◆ DIRECTIVE: Select every line containing the word "Grade" from the material, and copy those lines.

◆ RECORDS FOR THE EXERCISE:

[START]

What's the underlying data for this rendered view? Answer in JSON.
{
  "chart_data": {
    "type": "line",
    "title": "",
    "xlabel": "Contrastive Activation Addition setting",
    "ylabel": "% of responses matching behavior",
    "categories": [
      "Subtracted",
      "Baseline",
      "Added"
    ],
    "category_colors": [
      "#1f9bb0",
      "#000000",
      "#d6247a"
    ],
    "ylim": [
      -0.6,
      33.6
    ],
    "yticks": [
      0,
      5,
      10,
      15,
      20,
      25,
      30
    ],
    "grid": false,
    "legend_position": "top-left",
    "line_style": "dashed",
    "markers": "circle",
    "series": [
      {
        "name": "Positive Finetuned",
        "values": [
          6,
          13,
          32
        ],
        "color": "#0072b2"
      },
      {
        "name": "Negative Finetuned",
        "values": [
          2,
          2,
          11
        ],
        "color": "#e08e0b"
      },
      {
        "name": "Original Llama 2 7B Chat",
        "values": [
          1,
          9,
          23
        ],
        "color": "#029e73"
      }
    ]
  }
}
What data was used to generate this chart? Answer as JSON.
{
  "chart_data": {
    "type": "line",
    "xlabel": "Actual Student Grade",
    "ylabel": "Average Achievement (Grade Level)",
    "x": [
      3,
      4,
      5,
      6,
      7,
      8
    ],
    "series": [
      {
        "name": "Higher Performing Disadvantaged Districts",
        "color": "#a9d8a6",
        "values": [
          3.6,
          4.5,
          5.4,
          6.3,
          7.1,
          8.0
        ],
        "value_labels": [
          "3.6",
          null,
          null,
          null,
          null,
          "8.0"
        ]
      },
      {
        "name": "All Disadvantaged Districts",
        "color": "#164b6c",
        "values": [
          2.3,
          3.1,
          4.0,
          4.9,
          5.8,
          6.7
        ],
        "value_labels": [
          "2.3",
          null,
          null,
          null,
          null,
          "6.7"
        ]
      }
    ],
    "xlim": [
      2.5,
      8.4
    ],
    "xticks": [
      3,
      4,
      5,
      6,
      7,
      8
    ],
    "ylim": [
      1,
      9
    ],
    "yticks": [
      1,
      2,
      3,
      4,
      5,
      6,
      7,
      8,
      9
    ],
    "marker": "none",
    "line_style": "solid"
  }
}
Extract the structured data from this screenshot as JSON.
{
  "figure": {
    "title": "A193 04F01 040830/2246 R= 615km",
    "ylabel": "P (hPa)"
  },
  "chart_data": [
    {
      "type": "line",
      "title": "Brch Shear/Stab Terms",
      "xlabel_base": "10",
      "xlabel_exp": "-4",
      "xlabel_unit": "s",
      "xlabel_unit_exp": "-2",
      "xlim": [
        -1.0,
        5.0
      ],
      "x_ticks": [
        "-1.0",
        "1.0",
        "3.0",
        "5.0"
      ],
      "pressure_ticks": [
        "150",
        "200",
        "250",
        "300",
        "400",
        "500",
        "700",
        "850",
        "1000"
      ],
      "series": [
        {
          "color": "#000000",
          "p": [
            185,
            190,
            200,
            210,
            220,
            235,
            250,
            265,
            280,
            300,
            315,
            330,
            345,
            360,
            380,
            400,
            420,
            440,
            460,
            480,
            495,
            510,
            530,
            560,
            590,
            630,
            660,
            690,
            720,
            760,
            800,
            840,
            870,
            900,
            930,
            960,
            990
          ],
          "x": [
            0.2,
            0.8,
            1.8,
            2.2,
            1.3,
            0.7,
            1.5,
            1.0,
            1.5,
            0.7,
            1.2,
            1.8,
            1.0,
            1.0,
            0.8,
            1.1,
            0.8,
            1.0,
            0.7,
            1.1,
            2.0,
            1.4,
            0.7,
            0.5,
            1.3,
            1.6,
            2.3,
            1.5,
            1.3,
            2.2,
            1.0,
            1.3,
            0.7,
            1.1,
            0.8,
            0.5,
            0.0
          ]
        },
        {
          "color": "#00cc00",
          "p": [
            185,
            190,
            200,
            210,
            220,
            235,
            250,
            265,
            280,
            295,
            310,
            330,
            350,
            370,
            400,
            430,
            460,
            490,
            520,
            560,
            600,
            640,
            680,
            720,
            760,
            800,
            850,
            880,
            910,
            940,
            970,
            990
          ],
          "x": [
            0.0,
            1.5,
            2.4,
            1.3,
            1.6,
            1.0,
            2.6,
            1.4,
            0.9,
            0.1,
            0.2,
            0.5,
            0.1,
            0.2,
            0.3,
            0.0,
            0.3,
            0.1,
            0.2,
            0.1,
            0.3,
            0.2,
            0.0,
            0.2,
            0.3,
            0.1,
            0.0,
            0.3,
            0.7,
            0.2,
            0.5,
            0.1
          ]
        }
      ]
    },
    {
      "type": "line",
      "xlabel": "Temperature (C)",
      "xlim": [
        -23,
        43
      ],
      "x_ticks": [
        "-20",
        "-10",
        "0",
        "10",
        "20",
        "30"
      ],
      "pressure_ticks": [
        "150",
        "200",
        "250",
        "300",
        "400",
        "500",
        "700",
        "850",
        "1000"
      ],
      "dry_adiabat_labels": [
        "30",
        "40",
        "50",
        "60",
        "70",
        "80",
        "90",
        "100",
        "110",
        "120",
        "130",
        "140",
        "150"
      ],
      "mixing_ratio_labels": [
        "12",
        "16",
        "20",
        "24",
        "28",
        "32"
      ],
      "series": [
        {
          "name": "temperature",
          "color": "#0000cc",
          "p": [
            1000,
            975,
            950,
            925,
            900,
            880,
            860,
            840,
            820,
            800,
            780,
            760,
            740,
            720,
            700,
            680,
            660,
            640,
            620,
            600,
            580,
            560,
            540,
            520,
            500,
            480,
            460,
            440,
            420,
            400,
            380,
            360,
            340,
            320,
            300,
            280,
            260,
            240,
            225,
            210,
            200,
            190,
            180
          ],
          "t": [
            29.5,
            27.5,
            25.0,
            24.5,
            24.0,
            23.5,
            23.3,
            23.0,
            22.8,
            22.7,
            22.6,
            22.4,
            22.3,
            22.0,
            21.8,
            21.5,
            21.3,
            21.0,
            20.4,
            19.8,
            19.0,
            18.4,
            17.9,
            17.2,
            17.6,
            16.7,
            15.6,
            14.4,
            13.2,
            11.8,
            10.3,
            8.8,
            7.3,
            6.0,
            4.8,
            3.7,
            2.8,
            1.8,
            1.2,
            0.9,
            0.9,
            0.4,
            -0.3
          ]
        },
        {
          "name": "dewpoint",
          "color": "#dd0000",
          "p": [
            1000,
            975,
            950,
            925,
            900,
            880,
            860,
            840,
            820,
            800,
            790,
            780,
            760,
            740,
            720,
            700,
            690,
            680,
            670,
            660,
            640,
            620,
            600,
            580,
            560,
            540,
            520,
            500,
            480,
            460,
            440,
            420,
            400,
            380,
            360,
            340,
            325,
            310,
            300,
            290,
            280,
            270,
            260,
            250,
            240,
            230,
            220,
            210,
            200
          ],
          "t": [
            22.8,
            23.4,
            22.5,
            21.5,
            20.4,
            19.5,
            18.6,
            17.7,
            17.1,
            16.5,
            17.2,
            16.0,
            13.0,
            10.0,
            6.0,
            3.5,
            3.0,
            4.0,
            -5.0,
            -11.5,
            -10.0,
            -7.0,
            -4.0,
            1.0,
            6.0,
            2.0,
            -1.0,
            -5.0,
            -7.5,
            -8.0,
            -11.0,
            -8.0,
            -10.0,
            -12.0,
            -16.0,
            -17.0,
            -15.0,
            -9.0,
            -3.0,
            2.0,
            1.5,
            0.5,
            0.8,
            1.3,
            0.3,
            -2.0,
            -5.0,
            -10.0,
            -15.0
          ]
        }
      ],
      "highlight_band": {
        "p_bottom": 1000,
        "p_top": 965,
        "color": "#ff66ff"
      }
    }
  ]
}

[END]

◆ ANSWER BELOW:
    "xlabel": "Actual Student Grade",
    "ylabel": "Average Achievement (Grade Level)",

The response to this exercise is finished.